(A run of records)
***

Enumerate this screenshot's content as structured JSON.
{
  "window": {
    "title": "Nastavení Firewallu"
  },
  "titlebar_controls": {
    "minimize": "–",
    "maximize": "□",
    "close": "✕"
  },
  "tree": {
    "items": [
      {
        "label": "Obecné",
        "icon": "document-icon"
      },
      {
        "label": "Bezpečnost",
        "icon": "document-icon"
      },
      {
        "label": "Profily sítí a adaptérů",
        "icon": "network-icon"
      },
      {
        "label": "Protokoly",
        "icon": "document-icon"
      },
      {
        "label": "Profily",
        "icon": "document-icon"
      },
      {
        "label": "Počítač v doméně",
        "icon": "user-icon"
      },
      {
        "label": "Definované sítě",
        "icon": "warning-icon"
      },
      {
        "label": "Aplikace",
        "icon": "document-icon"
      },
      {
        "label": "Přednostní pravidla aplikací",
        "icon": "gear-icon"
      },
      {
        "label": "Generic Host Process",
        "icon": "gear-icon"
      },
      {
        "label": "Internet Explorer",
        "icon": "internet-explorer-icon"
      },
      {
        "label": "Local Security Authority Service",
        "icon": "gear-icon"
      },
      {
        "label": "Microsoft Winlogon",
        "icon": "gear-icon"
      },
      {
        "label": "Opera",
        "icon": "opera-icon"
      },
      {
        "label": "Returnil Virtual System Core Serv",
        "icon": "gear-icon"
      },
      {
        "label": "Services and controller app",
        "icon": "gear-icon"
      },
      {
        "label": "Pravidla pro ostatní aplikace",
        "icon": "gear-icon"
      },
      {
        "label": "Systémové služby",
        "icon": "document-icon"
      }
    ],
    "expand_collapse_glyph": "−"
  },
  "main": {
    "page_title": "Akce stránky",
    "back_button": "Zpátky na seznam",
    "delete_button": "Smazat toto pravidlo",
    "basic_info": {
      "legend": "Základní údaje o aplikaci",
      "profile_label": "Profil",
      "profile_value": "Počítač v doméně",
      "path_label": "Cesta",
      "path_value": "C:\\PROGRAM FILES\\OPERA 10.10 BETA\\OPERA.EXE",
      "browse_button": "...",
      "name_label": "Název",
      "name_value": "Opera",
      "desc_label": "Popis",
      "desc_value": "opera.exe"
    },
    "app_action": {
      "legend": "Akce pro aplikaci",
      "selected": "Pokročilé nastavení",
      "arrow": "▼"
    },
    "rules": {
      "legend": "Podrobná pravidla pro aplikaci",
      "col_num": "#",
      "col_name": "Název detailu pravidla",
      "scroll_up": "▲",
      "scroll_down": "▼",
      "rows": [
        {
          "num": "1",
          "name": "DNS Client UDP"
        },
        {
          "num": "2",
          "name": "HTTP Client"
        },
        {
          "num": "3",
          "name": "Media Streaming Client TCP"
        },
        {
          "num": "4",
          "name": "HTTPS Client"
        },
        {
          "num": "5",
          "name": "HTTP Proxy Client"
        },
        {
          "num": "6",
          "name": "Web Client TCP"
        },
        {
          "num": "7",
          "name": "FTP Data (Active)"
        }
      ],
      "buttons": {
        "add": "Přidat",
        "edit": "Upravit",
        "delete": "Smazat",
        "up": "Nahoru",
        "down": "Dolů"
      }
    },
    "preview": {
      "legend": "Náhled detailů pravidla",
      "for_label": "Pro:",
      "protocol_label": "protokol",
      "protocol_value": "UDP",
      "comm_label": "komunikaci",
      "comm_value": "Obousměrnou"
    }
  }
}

***

= WHAT YOU NEED TO DO =
Each of the records should be retyped exactly.

= PROBLEM SOLUTION =
Enumerate this screenshot's content as structured JSON.
{
  "window": {
    "title": "Nastavení Firewallu"
  },
  "titlebar_controls": {
    "minimize": "–",
    "maximize": "□",
    "close": "✕"
  },
  "tree": {
    "items": [
      {
        "label": "Obecné",
        "icon": "document-icon"
      },
      {
        "label": "Bezpečnost",
        "icon": "document-icon"
      },
      {
        "label": "Profily sítí a adaptérů",
        "icon": "network-icon"
      },
      {
        "label": "Protokoly",
        "icon": "document-icon"
      },
      {
        "label": "Profily",
        "icon": "document-icon"
      },
      {
        "label": "Počítač v doméně",
        "icon": "user-icon"
      },
      {
        "label": "Definované sítě",
        "icon": "warning-icon"
      },
      {
        "label": "Aplikace",
        "icon": "document-icon"
      },
      {
        "label": "Přednostní pravidla aplikací",
        "icon": "gear-icon"
      },
      {
        "label": "Generic Host Process",
        "icon": "gear-icon"
      },
      {
        "label": "Internet Explorer",
        "icon": "internet-explorer-icon"
      },
      {
        "label": "Local Security Authority Service",
        "icon": "gear-icon"
      },
      {
        "label": "Microsoft Winlogon",
        "icon": "gear-icon"
      },
      {
        "label": "Opera",
        "icon": "opera-icon"
      },
      {
        "label": "Returnil Virtual System Core Serv",
        "icon": "gear-icon"
      },
      {
        "label": "Services and controller app",
        "icon": "gear-icon"
      },
      {
        "label": "Pravidla pro ostatní aplikace",
        "icon": "gear-icon"
      },
      {
        "label": "Systémové služby",
        "icon": "document-icon"
      }
    ],
    "expand_collapse_glyph": "−"
  },
  "main": {
    "page_title": "Akce stránky",
    "back_button": "Zpátky na seznam",
    "delete_button": "Smazat toto pravidlo",
    "basic_info": {
      "legend": "Základní údaje o aplikaci",
      "profile_label": "Profil",
      "profile_value": "Počítač v doméně",
      "path_label": "Cesta",
      "path_value": "C:\\PROGRAM FILES\\OPERA 10.10 BETA\\OPERA.EXE",
      "browse_button": "...",
      "name_label": "Název",
      "name_value": "Opera",
      "desc_label": "Popis",
      "desc_value": "opera.exe"
    },
    "app_action": {
      "legend": "Akce pro aplikaci",
      "selected": "Pokročilé nastavení",
      "arrow": "▼"
    },
    "rules": {
      "legend": "Podrobná pravidla pro aplikaci",
      "col_num": "#",
      "col_name": "Název detailu pravidla",
      "scroll_up": "▲",
      "scroll_down": "▼",
      "rows": [
        {
          "num": "1",
          "name": "DNS Client UDP"
        },
        {
          "num": "2",
          "name": "HTTP Client"
        },
        {
          "num": "3",
          "name": "Media Streaming Client TCP"
        },
        {
          "num": "4",
          "name": "HTTPS Client"
        },
        {
          "num": "5",
          "name": "HTTP Proxy Client"
        },
        {
          "num": "6",
          "name": "Web Client TCP"
        },
        {
          "num": "7",
          "name": "FTP Data (Active)"
        }
      ],
      "buttons": {
        "add": "Přidat",
        "edit": "Upravit",
        "delete": "Smazat",
        "up": "Nahoru",
        "down": "Dolů"
      }
    },
    "preview": {
      "legend": "Náhled detailů pravidla",
      "for_label": "Pro:",
      "protocol_label": "protokol",
      "protocol_value": "UDP",
      "comm_label": "komunikaci",
      "comm_value": "Obousměrnou"
    }
  }
}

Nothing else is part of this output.